▶ THE PROBLEM
Only a number is wanted: how many lines of the entries include the string "subtitle"?

▶ RECORD SET
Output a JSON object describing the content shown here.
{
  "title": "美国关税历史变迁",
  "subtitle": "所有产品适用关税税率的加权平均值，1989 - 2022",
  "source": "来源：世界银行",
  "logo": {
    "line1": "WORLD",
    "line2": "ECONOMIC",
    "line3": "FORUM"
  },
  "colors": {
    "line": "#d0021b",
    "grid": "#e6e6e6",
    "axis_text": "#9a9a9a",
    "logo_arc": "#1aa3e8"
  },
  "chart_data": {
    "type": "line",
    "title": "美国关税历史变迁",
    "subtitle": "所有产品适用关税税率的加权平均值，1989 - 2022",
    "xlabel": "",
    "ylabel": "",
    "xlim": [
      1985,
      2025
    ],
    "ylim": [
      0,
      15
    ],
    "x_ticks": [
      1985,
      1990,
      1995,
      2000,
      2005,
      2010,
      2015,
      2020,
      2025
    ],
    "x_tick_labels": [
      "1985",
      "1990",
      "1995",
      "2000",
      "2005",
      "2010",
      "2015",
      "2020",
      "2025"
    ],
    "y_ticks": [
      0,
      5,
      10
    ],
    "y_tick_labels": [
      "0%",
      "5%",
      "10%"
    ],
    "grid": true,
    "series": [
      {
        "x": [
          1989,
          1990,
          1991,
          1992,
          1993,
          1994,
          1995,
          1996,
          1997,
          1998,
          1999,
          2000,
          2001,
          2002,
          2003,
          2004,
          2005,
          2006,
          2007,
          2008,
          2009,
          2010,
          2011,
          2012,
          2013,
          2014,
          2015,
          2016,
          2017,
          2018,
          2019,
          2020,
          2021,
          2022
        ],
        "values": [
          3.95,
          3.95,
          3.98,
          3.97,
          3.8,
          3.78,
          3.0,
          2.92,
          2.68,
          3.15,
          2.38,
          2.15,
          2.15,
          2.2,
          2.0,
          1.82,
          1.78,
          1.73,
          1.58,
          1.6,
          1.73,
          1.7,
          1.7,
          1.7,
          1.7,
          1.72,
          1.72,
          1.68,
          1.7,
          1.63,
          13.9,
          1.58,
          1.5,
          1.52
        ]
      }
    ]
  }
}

▶ OUTPUT BELOW
2